Problem to work on.
From the entries below, count the lines with "учета". Write only the count.

Stored records
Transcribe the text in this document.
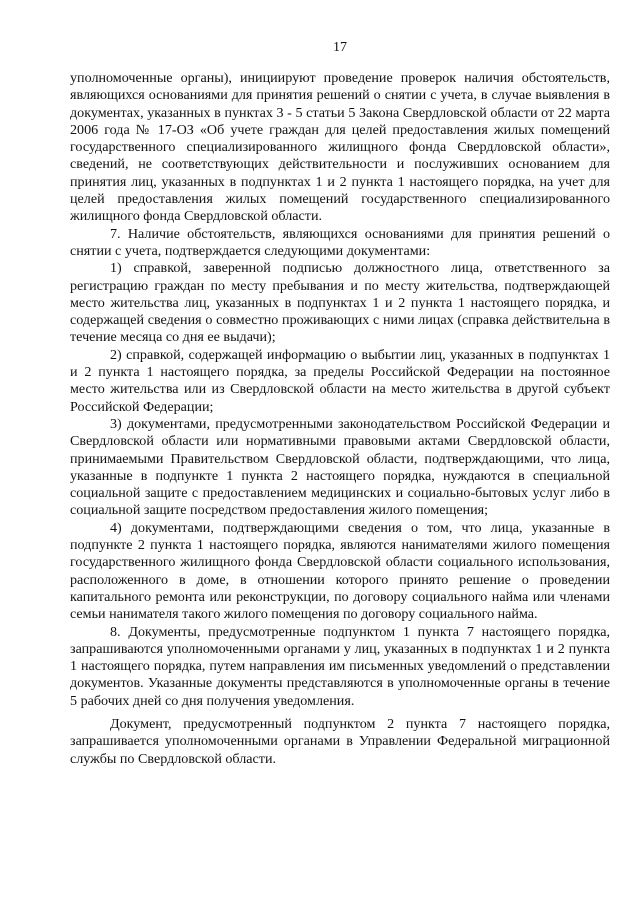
17

уполномоченные органы), инициируют проведение проверок наличия обстоятельств, являющихся основаниями для принятия решений о снятии с учета, в случае выявления в документах, указанных в пунктах 3 - 5 статьи 5 Закона Свердловской области от 22 марта 2006 года № 17-ОЗ «Об учете граждан для целей предоставления жилых помещений государственного специализированного жилищного фонда Свердловской области», сведений, не соответствующих действительности и послуживших основанием для принятия лиц, указанных в подпунктах 1 и 2 пункта 1 настоящего порядка, на учет для целей предоставления жилых помещений государственного специализированного жилищного фонда Свердловской области.

7. Наличие обстоятельств, являющихся основаниями для принятия решений о снятии с учета, подтверждается следующими документами:

1) справкой, заверенной подписью должностного лица, ответственного за регистрацию граждан по месту пребывания и по месту жительства, подтверждающей место жительства лиц, указанных в подпунктах 1 и 2 пункта 1 настоящего порядка, и содержащей сведения о совместно проживающих с ними лицах (справка действительна в течение месяца со дня ее выдачи);

2) справкой, содержащей информацию о выбытии лиц, указанных в подпунктах 1 и 2 пункта 1 настоящего порядка, за пределы Российской Федерации на постоянное место жительства или из Свердловской области на место жительства в другой субъект Российской Федерации;

3) документами, предусмотренными законодательством Российской Федерации и Свердловской области или нормативными правовыми актами Свердловской области, принимаемыми Правительством Свердловской области, подтверждающими, что лица, указанные в подпункте 1 пункта 2 настоящего порядка, нуждаются в специальной социальной защите с предоставлением медицинских и социально-бытовых услуг либо в социальной защите посредством предоставления жилого помещения;

4) документами, подтверждающими сведения о том, что лица, указанные в подпункте 2 пункта 1 настоящего порядка, являются нанимателями жилого помещения государственного жилищного фонда Свердловской области социального использования, расположенного в доме, в отношении которого принято решение о проведении капитального ремонта или реконструкции, по договору социального найма или членами семьи нанимателя такого жилого помещения по договору социального найма.

8. Документы, предусмотренные подпунктом 1 пункта 7 настоящего порядка, запрашиваются уполномоченными органами у лиц, указанных в подпунктах 1 и 2 пункта 1 настоящего порядка, путем направления им письменных уведомлений о представлении документов. Указанные документы представляются в уполномоченные органы в течение 5 рабочих дней со дня получения уведомления.

Документ, предусмотренный подпунктом 2 пункта 7 настоящего порядка, запрашивается уполномоченными органами в Управлении Федеральной миграционной службы по Свердловской области.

Reply.
2